Swap "value-label" for "data-label" in the lines from the first one through the line containing "y-tick-label: 1,200 bbox=[37, 131, 72, 147]", and write out only those lines with nothing else changed.

** BEGIN The input **

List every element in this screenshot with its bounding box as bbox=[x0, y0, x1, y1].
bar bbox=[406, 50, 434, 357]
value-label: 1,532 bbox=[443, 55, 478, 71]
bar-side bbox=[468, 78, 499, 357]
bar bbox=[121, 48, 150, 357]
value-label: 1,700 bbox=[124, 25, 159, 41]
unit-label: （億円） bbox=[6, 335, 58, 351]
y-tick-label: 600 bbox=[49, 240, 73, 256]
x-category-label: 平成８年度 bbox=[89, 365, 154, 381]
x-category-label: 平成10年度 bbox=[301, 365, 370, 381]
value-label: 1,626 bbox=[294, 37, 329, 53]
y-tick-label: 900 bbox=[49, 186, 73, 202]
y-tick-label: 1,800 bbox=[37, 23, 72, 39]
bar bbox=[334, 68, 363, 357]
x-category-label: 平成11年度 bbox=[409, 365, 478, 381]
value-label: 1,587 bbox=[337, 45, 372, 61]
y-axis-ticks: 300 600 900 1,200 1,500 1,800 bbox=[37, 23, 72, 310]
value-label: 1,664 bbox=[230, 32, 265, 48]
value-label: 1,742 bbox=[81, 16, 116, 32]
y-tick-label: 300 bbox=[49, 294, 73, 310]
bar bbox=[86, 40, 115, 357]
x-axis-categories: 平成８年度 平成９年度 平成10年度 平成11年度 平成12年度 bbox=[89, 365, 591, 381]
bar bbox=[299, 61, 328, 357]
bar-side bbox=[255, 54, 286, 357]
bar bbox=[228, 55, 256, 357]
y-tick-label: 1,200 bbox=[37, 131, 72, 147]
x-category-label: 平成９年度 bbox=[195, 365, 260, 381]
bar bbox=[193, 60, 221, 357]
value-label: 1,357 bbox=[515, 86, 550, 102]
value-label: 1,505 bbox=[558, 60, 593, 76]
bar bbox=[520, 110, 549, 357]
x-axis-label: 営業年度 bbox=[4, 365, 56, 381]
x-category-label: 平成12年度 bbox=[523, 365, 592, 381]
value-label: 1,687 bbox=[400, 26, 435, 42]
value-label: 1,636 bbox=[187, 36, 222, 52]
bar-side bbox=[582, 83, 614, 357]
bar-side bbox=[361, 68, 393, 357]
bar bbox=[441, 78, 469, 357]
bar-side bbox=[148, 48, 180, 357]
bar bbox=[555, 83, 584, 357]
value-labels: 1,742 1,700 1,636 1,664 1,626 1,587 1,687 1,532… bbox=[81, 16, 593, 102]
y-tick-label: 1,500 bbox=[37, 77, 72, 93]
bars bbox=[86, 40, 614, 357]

** END The input **

*Solution to this exercise:*
List every element in this screenshot with its bounding box as bbox=[x0, y0, x1, y1].
bar bbox=[406, 50, 434, 357]
data-label: 1,532 bbox=[443, 55, 478, 71]
bar-side bbox=[468, 78, 499, 357]
bar bbox=[121, 48, 150, 357]
data-label: 1,700 bbox=[124, 25, 159, 41]
unit-label: （億円） bbox=[6, 335, 58, 351]
y-tick-label: 600 bbox=[49, 240, 73, 256]
x-category-label: 平成８年度 bbox=[89, 365, 154, 381]
x-category-label: 平成10年度 bbox=[301, 365, 370, 381]
data-label: 1,626 bbox=[294, 37, 329, 53]
y-tick-label: 900 bbox=[49, 186, 73, 202]
y-tick-label: 1,800 bbox=[37, 23, 72, 39]
bar bbox=[334, 68, 363, 357]
x-category-label: 平成11年度 bbox=[409, 365, 478, 381]
data-label: 1,587 bbox=[337, 45, 372, 61]
y-axis-ticks: 300 600 900 1,200 1,500 1,800 bbox=[37, 23, 72, 310]
data-label: 1,664 bbox=[230, 32, 265, 48]
data-label: 1,742 bbox=[81, 16, 116, 32]
y-tick-label: 300 bbox=[49, 294, 73, 310]
bar bbox=[86, 40, 115, 357]
x-axis-categories: 平成８年度 平成９年度 平成10年度 平成11年度 平成12年度 bbox=[89, 365, 591, 381]
bar bbox=[299, 61, 328, 357]
bar-side bbox=[255, 54, 286, 357]
bar bbox=[228, 55, 256, 357]
y-tick-label: 1,200 bbox=[37, 131, 72, 147]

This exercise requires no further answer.